### RECORDS FOR THE TASK

------------------------------------------------

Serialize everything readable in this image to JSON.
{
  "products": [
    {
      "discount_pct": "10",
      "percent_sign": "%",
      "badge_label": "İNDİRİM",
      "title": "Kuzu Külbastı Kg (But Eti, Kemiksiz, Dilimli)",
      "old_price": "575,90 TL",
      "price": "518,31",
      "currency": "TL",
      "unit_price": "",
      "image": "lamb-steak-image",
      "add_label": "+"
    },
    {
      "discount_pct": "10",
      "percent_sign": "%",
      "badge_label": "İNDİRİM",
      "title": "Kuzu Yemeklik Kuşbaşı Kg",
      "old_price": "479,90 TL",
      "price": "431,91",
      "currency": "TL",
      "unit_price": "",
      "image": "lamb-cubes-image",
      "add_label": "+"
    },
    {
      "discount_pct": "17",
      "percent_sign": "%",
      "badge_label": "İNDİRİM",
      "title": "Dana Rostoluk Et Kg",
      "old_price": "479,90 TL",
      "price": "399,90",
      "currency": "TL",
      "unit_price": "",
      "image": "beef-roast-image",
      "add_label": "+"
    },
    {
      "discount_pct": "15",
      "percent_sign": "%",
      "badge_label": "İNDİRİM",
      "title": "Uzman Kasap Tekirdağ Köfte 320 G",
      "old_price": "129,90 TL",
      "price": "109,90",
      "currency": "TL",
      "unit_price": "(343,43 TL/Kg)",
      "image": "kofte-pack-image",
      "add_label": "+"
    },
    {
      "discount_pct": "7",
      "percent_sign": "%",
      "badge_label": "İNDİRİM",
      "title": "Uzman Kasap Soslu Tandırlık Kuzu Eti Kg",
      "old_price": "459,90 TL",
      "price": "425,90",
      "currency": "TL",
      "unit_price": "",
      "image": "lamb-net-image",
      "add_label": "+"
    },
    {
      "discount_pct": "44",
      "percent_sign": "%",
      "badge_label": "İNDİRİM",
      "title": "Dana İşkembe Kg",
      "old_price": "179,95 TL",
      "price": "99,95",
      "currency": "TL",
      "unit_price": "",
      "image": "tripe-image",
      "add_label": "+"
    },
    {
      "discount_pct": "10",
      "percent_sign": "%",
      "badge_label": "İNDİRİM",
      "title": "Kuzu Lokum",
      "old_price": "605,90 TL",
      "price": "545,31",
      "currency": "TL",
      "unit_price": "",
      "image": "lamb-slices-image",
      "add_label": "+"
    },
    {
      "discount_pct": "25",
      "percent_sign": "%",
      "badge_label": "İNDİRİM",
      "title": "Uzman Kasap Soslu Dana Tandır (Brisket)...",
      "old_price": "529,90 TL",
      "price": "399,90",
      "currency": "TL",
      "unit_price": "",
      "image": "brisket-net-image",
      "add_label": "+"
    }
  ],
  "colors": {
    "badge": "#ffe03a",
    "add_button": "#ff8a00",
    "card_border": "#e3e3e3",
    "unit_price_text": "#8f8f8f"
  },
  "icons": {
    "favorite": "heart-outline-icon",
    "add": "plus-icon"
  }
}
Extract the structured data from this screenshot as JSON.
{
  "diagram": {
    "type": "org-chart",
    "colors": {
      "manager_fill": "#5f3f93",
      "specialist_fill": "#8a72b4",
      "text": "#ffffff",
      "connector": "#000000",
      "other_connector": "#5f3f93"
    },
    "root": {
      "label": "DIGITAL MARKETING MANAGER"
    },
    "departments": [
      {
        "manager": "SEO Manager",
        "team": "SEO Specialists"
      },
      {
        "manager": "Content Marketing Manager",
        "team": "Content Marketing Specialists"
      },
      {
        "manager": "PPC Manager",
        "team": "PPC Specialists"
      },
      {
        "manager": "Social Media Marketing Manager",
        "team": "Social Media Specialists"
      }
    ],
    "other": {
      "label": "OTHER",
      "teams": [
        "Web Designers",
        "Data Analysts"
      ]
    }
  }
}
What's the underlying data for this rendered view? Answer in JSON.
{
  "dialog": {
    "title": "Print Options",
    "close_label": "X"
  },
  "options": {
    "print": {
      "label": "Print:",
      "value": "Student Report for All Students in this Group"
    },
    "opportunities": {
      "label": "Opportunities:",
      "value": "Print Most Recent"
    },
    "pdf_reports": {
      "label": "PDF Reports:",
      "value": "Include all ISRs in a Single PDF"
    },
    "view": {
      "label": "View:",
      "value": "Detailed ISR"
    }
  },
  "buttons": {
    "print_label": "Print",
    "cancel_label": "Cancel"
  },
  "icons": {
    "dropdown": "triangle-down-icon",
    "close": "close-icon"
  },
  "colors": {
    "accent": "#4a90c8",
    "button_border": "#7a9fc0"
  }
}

------------------------------------------------

Write out all the records above again, exactly as they stand.

Serialize everything readable in this image to JSON.
{
  "products": [
    {
      "discount_pct": "10",
      "percent_sign": "%",
      "badge_label": "İNDİRİM",
      "title": "Kuzu Külbastı Kg (But Eti, Kemiksiz, Dilimli)",
      "old_price": "575,90 TL",
      "price": "518,31",
      "currency": "TL",
      "unit_price": "",
      "image": "lamb-steak-image",
      "add_label": "+"
    },
    {
      "discount_pct": "10",
      "percent_sign": "%",
      "badge_label": "İNDİRİM",
      "title": "Kuzu Yemeklik Kuşbaşı Kg",
      "old_price": "479,90 TL",
      "price": "431,91",
      "currency": "TL",
      "unit_price": "",
      "image": "lamb-cubes-image",
      "add_label": "+"
    },
    {
      "discount_pct": "17",
      "percent_sign": "%",
      "badge_label": "İNDİRİM",
      "title": "Dana Rostoluk Et Kg",
      "old_price": "479,90 TL",
      "price": "399,90",
      "currency": "TL",
      "unit_price": "",
      "image": "beef-roast-image",
      "add_label": "+"
    },
    {
      "discount_pct": "15",
      "percent_sign": "%",
      "badge_label": "İNDİRİM",
      "title": "Uzman Kasap Tekirdağ Köfte 320 G",
      "old_price": "129,90 TL",
      "price": "109,90",
      "currency": "TL",
      "unit_price": "(343,43 TL/Kg)",
      "image": "kofte-pack-image",
      "add_label": "+"
    },
    {
      "discount_pct": "7",
      "percent_sign": "%",
      "badge_label": "İNDİRİM",
      "title": "Uzman Kasap Soslu Tandırlık Kuzu Eti Kg",
      "old_price": "459,90 TL",
      "price": "425,90",
      "currency": "TL",
      "unit_price": "",
      "image": "lamb-net-image",
      "add_label": "+"
    },
    {
      "discount_pct": "44",
      "percent_sign": "%",
      "badge_label": "İNDİRİM",
      "title": "Dana İşkembe Kg",
      "old_price": "179,95 TL",
      "price": "99,95",
      "currency": "TL",
      "unit_price": "",
      "image": "tripe-image",
      "add_label": "+"
    },
    {
      "discount_pct": "10",
      "percent_sign": "%",
      "badge_label": "İNDİRİM",
      "title": "Kuzu Lokum",
      "old_price": "605,90 TL",
      "price": "545,31",
      "currency": "TL",
      "unit_price": "",
      "image": "lamb-slices-image",
      "add_label": "+"
    },
    {
      "discount_pct": "25",
      "percent_sign": "%",
      "badge_label": "İNDİRİM",
      "title": "Uzman Kasap Soslu Dana Tandır (Brisket)...",
      "old_price": "529,90 TL",
      "price": "399,90",
      "currency": "TL",
      "unit_price": "",
      "image": "brisket-net-image",
      "add_label": "+"
    }
  ],
  "colors": {
    "badge": "#ffe03a",
    "add_button": "#ff8a00",
    "card_border": "#e3e3e3",
    "unit_price_text": "#8f8f8f"
  },
  "icons": {
    "favorite": "heart-outline-icon",
    "add": "plus-icon"
  }
}
Extract the structured data from this screenshot as JSON.
{
  "diagram": {
    "type": "org-chart",
    "colors": {
      "manager_fill": "#5f3f93",
      "specialist_fill": "#8a72b4",
      "text": "#ffffff",
      "connector": "#000000",
      "other_connector": "#5f3f93"
    },
    "root": {
      "label": "DIGITAL MARKETING MANAGER"
    },
    "departments": [
      {
        "manager": "SEO Manager",
        "team": "SEO Specialists"
      },
      {
        "manager": "Content Marketing Manager",
        "team": "Content Marketing Specialists"
      },
      {
        "manager": "PPC Manager",
        "team": "PPC Specialists"
      },
      {
        "manager": "Social Media Marketing Manager",
        "team": "Social Media Specialists"
      }
    ],
    "other": {
      "label": "OTHER",
      "teams": [
        "Web Designers",
        "Data Analysts"
      ]
    }
  }
}
What's the underlying data for this rendered view? Answer in JSON.
{
  "dialog": {
    "title": "Print Options",
    "close_label": "X"
  },
  "options": {
    "print": {
      "label": "Print:",
      "value": "Student Report for All Students in this Group"
    },
    "opportunities": {
      "label": "Opportunities:",
      "value": "Print Most Recent"
    },
    "pdf_reports": {
      "label": "PDF Reports:",
      "value": "Include all ISRs in a Single PDF"
    },
    "view": {
      "label": "View:",
      "value": "Detailed ISR"
    }
  },
  "buttons": {
    "print_label": "Print",
    "cancel_label": "Cancel"
  },
  "icons": {
    "dropdown": "triangle-down-icon",
    "close": "close-icon"
  },
  "colors": {
    "accent": "#4a90c8",
    "button_border": "#7a9fc0"
  }
}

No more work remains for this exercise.